Figure collection entries:
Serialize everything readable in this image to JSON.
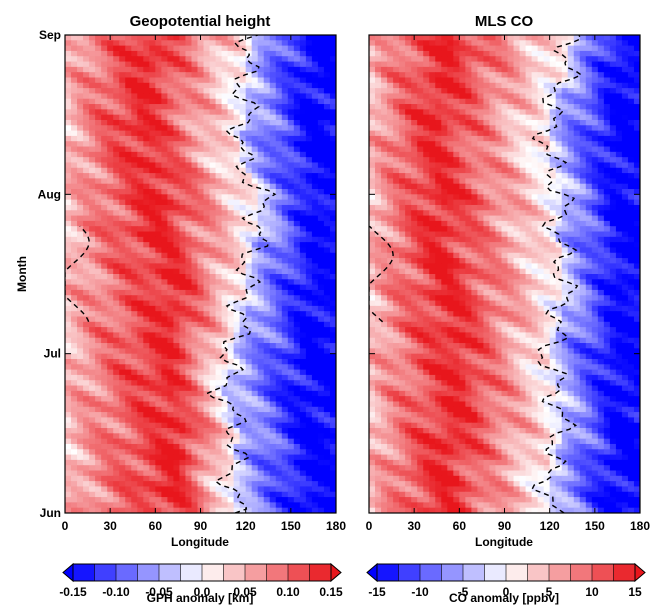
{
  "chart_data": [
    {
      "type": "heatmap",
      "title": "Geopotential height",
      "xlabel": "Longitude",
      "ylabel": "Month",
      "xlim": [
        0,
        180
      ],
      "x_ticks": [
        "0",
        "30",
        "60",
        "90",
        "120",
        "150",
        "180"
      ],
      "y_ticks": [
        "Jun",
        "Jul",
        "Aug",
        "Sep"
      ],
      "colorbar": {
        "label": "GPH anomaly [km]",
        "ticks": [
          "-0.15",
          "-0.10",
          "-0.05",
          "0.0",
          "0.05",
          "0.10",
          "0.15"
        ],
        "range": [
          -0.15,
          0.15
        ],
        "colors": {
          "low": "#0000ff",
          "mid": "#ffffff",
          "high": "#e8161c"
        }
      },
      "zero_contour": "dashed",
      "profile": {
        "month_positions": [
          0,
          0.25,
          0.5,
          0.75,
          1.0,
          1.25,
          1.5,
          1.75,
          2.0,
          2.25,
          2.5,
          2.75,
          3.0
        ],
        "peak_longitude": [
          75,
          72,
          78,
          70,
          68,
          72,
          75,
          62,
          65,
          55,
          50,
          55,
          60
        ],
        "zero_crossing_longitude": [
          113,
          110,
          115,
          105,
          110,
          118,
          120,
          128,
          130,
          115,
          120,
          118,
          125
        ]
      }
    },
    {
      "type": "heatmap",
      "title": "MLS CO",
      "xlabel": "Longitude",
      "ylabel": "",
      "xlim": [
        0,
        180
      ],
      "x_ticks": [
        "0",
        "30",
        "60",
        "90",
        "120",
        "150",
        "180"
      ],
      "y_ticks": [
        "Jun",
        "Jul",
        "Aug",
        "Sep"
      ],
      "colorbar": {
        "label": "CO anomaly [ppbv]",
        "ticks": [
          "-15",
          "-10",
          "-5",
          "0",
          "5",
          "10",
          "15"
        ],
        "range": [
          -15,
          15
        ],
        "colors": {
          "low": "#0000ff",
          "mid": "#ffffff",
          "high": "#e8161c"
        }
      },
      "zero_contour": "dashed",
      "profile": {
        "month_positions": [
          0,
          0.25,
          0.5,
          0.75,
          1.0,
          1.25,
          1.5,
          1.75,
          2.0,
          2.25,
          2.5,
          2.75,
          3.0
        ],
        "peak_longitude": [
          55,
          48,
          55,
          60,
          58,
          55,
          50,
          45,
          50,
          42,
          45,
          50,
          55
        ],
        "zero_crossing_longitude": [
          120,
          118,
          128,
          125,
          118,
          128,
          130,
          125,
          128,
          118,
          120,
          130,
          135
        ]
      }
    }
  ]
}
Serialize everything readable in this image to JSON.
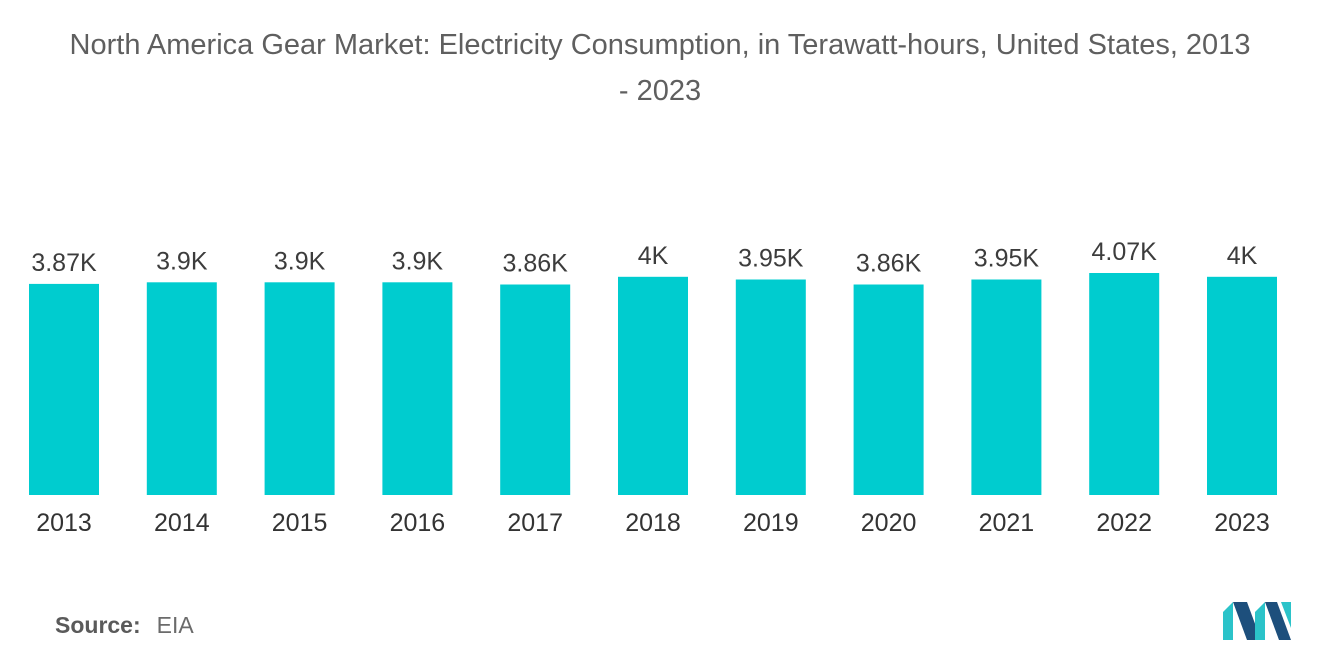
{
  "chart_data": {
    "type": "bar",
    "title": "North America Gear Market: Electricity Consumption, in Terawatt-hours, United States, 2013 - 2023",
    "title_line1": "North America Gear Market: Electricity Consumption, in Terawatt-hours, United States, 2013",
    "title_line2": "- 2023",
    "xlabel": "",
    "ylabel": "",
    "categories": [
      "2013",
      "2014",
      "2015",
      "2016",
      "2017",
      "2018",
      "2019",
      "2020",
      "2021",
      "2022",
      "2023"
    ],
    "values": [
      3870,
      3900,
      3900,
      3900,
      3860,
      4000,
      3950,
      3860,
      3950,
      4070,
      4000
    ],
    "data_labels": [
      "3.87K",
      "3.9K",
      "3.9K",
      "3.9K",
      "3.86K",
      "4K",
      "3.95K",
      "3.86K",
      "3.95K",
      "4.07K",
      "4K"
    ],
    "ylim": [
      0,
      4070
    ],
    "grid": false,
    "legend": "none",
    "bar_color": "#00cccf"
  },
  "source": {
    "label": "Source:",
    "value": "EIA"
  },
  "colors": {
    "title": "#5f5f5f",
    "tick_label": "#333333",
    "logo_dark": "#1d4f7c",
    "logo_light": "#2bc3c9"
  },
  "logo_name": "mordor-intelligence-logo"
}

EXERCISE BRIEF
Replicate the material above verbatim; images stay out of the copy.

FULL RESPONSE
Serialize everything readable in this image to JSON.
{
  "chart_data": [
    {
      "type": "heatmap",
      "title": "Geopotential height",
      "xlabel": "Longitude",
      "ylabel": "Month",
      "xlim": [
        0,
        180
      ],
      "x_ticks": [
        "0",
        "30",
        "60",
        "90",
        "120",
        "150",
        "180"
      ],
      "y_ticks": [
        "Jun",
        "Jul",
        "Aug",
        "Sep"
      ],
      "colorbar": {
        "label": "GPH anomaly [km]",
        "ticks": [
          "-0.15",
          "-0.10",
          "-0.05",
          "0.0",
          "0.05",
          "0.10",
          "0.15"
        ],
        "range": [
          -0.15,
          0.15
        ],
        "colors": {
          "low": "#0000ff",
          "mid": "#ffffff",
          "high": "#e8161c"
        }
      },
      "zero_contour": "dashed",
      "profile": {
        "month_positions": [
          0,
          0.25,
          0.5,
          0.75,
          1.0,
          1.25,
          1.5,
          1.75,
          2.0,
          2.25,
          2.5,
          2.75,
          3.0
        ],
        "peak_longitude": [
          75,
          72,
          78,
          70,
          68,
          72,
          75,
          62,
          65,
          55,
          50,
          55,
          60
        ],
        "zero_crossing_longitude": [
          113,
          110,
          115,
          105,
          110,
          118,
          120,
          128,
          130,
          115,
          120,
          118,
          125
        ]
      }
    },
    {
      "type": "heatmap",
      "title": "MLS CO",
      "xlabel": "Longitude",
      "ylabel": "",
      "xlim": [
        0,
        180
      ],
      "x_ticks": [
        "0",
        "30",
        "60",
        "90",
        "120",
        "150",
        "180"
      ],
      "y_ticks": [
        "Jun",
        "Jul",
        "Aug",
        "Sep"
      ],
      "colorbar": {
        "label": "CO anomaly [ppbv]",
        "ticks": [
          "-15",
          "-10",
          "-5",
          "0",
          "5",
          "10",
          "15"
        ],
        "range": [
          -15,
          15
        ],
        "colors": {
          "low": "#0000ff",
          "mid": "#ffffff",
          "high": "#e8161c"
        }
      },
      "zero_contour": "dashed",
      "profile": {
        "month_positions": [
          0,
          0.25,
          0.5,
          0.75,
          1.0,
          1.25,
          1.5,
          1.75,
          2.0,
          2.25,
          2.5,
          2.75,
          3.0
        ],
        "peak_longitude": [
          55,
          48,
          55,
          60,
          58,
          55,
          50,
          45,
          50,
          42,
          45,
          50,
          55
        ],
        "zero_crossing_longitude": [
          120,
          118,
          128,
          125,
          118,
          128,
          130,
          125,
          128,
          118,
          120,
          130,
          135
        ]
      }
    }
  ]
}
Serialize everything readable in this image to JSON.
{
  "chart_data": {
    "type": "bar",
    "title": "North America Gear Market: Electricity Consumption, in Terawatt-hours, United States, 2013 - 2023",
    "title_line1": "North America Gear Market: Electricity Consumption, in Terawatt-hours, United States, 2013",
    "title_line2": "- 2023",
    "xlabel": "",
    "ylabel": "",
    "categories": [
      "2013",
      "2014",
      "2015",
      "2016",
      "2017",
      "2018",
      "2019",
      "2020",
      "2021",
      "2022",
      "2023"
    ],
    "values": [
      3870,
      3900,
      3900,
      3900,
      3860,
      4000,
      3950,
      3860,
      3950,
      4070,
      4000
    ],
    "data_labels": [
      "3.87K",
      "3.9K",
      "3.9K",
      "3.9K",
      "3.86K",
      "4K",
      "3.95K",
      "3.86K",
      "3.95K",
      "4.07K",
      "4K"
    ],
    "ylim": [
      0,
      4070
    ],
    "grid": false,
    "legend": "none",
    "bar_color": "#00cccf"
  },
  "source": {
    "label": "Source:",
    "value": "EIA"
  },
  "colors": {
    "title": "#5f5f5f",
    "tick_label": "#333333",
    "logo_dark": "#1d4f7c",
    "logo_light": "#2bc3c9"
  },
  "logo_name": "mordor-intelligence-logo"
}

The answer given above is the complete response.